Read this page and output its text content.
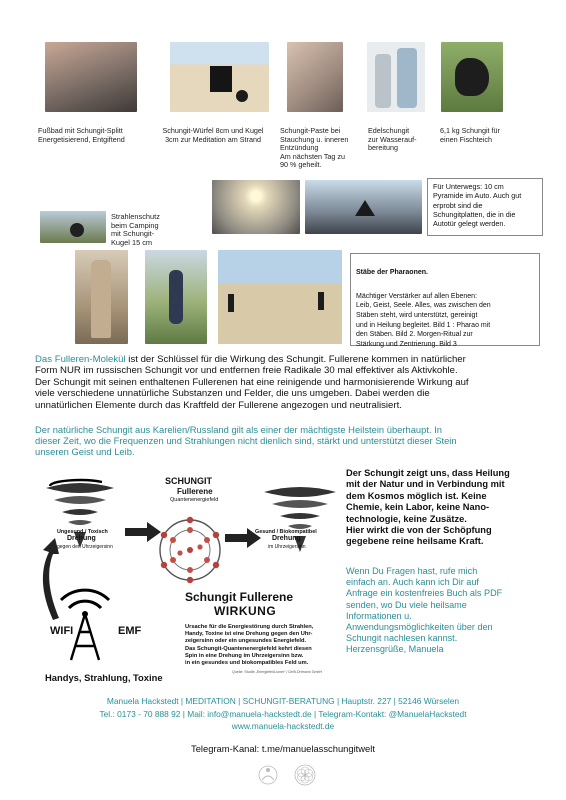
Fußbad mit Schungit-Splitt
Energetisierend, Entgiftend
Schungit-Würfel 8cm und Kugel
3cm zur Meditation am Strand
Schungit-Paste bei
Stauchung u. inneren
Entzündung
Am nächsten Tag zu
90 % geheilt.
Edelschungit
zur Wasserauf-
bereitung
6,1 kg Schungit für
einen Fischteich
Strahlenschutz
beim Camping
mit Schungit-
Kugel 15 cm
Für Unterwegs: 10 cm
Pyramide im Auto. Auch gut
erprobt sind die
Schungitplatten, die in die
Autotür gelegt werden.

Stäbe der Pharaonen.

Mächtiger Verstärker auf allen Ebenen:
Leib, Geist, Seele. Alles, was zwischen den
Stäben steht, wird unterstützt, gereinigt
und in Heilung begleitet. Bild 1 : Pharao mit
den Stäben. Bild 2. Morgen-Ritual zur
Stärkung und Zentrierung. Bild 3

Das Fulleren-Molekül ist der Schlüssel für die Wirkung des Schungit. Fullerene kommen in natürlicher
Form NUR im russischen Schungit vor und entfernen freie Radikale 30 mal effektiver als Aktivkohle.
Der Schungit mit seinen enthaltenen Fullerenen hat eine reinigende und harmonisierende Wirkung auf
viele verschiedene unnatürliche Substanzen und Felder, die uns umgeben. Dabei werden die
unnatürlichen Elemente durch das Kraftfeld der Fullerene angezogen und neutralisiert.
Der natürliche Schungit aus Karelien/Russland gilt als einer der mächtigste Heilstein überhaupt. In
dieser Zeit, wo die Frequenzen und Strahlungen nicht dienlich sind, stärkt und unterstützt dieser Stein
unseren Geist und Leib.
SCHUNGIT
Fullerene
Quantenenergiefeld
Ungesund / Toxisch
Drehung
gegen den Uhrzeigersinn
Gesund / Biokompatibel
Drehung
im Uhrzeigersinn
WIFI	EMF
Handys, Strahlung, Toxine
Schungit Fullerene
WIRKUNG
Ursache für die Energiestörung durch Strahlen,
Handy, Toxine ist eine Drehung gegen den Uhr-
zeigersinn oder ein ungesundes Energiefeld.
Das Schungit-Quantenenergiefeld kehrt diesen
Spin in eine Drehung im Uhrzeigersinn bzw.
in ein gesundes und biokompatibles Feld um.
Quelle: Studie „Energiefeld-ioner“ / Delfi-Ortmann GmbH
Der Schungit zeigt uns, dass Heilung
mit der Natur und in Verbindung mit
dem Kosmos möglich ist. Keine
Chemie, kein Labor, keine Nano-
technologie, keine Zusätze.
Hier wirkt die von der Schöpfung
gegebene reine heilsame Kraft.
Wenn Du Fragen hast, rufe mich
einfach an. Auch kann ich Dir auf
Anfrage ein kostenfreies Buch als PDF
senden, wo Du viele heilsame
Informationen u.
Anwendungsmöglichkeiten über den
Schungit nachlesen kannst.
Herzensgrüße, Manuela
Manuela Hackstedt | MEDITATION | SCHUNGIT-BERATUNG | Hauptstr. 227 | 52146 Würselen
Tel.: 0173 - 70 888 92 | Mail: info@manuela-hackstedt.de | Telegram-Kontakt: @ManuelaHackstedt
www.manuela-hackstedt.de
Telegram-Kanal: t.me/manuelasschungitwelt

* * * * *

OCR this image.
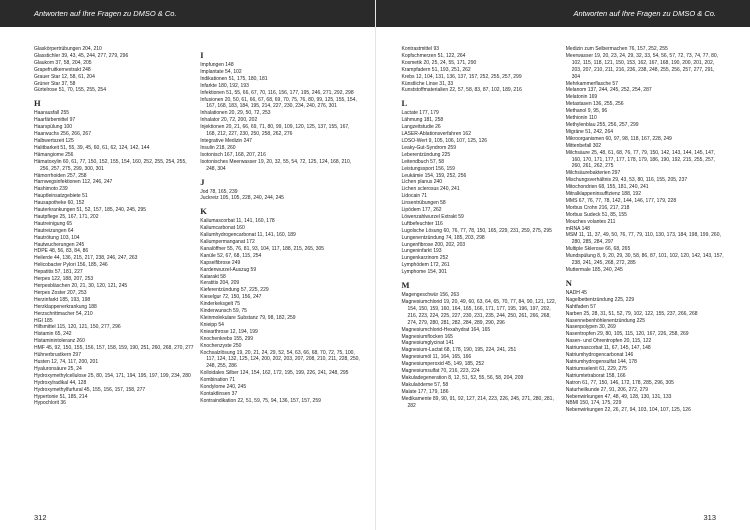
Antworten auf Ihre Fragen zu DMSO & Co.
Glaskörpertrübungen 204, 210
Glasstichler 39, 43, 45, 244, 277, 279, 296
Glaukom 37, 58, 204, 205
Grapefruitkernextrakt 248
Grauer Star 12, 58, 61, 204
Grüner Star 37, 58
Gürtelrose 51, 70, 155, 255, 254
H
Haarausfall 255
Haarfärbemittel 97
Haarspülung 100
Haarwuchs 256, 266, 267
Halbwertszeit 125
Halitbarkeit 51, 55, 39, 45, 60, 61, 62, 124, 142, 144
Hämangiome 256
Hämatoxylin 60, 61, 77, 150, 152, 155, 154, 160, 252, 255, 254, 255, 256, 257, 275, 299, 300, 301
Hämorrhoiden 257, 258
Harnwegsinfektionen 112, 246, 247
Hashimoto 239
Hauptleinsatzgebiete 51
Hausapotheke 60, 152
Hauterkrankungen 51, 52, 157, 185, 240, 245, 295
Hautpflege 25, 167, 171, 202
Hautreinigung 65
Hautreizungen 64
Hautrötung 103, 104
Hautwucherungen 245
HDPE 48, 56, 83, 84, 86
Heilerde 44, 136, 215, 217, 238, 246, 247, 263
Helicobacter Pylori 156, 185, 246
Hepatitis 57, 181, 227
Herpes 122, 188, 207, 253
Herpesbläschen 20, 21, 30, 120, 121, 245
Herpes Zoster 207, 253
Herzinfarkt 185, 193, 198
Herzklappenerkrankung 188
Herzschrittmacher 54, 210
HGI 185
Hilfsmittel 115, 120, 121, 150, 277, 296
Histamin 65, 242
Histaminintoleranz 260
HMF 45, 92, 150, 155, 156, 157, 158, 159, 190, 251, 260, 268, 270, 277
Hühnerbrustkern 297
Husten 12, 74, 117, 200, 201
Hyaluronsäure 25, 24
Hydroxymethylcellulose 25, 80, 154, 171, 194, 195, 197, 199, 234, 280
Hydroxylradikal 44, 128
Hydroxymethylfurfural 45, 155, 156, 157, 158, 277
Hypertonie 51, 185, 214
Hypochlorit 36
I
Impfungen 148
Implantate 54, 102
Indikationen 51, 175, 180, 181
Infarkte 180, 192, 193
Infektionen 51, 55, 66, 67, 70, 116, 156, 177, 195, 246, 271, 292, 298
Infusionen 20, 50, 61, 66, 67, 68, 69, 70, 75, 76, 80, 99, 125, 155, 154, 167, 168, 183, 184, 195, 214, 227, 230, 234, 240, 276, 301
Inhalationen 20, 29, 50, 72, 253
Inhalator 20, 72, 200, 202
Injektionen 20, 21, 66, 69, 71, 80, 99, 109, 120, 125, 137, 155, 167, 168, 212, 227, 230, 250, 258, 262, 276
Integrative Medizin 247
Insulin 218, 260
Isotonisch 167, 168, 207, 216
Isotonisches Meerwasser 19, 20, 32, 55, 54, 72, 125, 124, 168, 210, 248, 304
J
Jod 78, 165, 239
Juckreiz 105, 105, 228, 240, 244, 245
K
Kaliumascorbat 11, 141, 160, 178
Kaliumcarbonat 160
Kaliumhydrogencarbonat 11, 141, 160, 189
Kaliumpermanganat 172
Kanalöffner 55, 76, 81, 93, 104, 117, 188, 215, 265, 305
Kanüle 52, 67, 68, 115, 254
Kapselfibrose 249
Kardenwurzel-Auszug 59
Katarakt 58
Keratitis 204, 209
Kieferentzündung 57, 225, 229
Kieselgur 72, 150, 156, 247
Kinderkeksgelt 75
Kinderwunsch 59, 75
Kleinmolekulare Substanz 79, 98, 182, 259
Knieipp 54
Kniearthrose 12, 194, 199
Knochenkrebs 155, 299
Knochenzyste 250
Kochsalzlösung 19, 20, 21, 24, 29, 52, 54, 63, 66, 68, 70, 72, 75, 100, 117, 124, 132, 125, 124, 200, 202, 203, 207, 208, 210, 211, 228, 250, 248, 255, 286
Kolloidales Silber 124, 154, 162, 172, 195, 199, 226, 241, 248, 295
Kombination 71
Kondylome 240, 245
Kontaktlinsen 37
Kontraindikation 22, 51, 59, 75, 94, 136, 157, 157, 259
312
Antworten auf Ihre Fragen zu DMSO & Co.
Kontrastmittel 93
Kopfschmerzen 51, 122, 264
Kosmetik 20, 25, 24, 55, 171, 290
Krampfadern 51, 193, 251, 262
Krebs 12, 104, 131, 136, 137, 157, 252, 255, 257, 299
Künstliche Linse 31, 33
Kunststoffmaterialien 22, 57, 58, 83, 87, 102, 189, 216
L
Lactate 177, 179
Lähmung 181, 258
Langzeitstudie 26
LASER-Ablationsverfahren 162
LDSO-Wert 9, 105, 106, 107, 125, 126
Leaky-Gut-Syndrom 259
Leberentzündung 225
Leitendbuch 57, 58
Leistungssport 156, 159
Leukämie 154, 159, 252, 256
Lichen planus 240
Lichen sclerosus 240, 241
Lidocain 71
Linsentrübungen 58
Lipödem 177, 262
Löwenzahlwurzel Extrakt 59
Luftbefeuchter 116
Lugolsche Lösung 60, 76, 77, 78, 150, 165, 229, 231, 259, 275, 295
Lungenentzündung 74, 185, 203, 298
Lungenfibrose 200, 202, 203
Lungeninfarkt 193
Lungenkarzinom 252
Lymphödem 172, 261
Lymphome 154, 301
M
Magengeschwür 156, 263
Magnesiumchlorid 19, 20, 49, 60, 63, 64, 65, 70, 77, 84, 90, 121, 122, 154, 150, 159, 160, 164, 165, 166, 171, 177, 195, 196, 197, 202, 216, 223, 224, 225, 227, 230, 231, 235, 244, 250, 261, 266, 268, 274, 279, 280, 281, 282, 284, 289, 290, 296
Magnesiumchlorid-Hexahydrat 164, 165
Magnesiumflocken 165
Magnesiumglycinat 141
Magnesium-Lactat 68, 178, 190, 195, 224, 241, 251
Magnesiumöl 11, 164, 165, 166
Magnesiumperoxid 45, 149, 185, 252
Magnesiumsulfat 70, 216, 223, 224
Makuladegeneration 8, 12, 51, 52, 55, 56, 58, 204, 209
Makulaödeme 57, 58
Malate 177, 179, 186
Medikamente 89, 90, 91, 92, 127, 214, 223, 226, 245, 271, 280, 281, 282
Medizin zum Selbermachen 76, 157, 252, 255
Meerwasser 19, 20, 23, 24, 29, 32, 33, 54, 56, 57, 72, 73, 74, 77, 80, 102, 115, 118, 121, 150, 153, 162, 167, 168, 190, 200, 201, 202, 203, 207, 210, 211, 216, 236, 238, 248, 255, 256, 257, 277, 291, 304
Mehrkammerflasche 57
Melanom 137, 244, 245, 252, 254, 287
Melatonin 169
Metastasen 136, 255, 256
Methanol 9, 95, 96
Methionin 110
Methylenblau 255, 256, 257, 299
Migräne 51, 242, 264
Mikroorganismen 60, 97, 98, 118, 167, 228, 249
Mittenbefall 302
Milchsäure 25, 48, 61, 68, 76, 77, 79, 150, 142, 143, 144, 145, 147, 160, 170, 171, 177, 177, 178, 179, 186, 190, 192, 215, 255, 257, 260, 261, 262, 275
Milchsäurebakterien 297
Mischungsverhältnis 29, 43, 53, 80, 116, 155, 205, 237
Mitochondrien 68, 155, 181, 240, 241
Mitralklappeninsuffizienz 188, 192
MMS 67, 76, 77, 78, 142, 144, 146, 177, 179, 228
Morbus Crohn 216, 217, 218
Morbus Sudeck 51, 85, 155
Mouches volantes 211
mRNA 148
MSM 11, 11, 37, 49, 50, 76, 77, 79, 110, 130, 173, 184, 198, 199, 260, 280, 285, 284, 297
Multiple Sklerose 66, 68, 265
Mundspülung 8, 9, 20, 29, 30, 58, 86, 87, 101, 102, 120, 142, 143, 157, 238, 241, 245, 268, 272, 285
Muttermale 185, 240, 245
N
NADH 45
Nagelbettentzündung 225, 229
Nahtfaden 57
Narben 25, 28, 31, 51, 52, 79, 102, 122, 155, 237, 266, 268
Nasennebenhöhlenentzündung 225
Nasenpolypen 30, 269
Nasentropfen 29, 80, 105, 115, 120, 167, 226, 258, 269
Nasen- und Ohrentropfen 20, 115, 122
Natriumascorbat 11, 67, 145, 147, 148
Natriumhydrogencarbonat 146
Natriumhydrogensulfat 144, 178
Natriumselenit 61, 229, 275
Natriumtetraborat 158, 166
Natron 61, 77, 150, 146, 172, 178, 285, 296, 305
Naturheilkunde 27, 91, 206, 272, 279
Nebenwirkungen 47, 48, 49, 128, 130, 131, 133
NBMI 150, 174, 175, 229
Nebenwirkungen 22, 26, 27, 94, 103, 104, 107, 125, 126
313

* * * * *

> [EXERCISE BRIEF] If a line above holds the string "this", copy it out.

> [TASK RESULT]
Read this page and output its text content.
OCR this image.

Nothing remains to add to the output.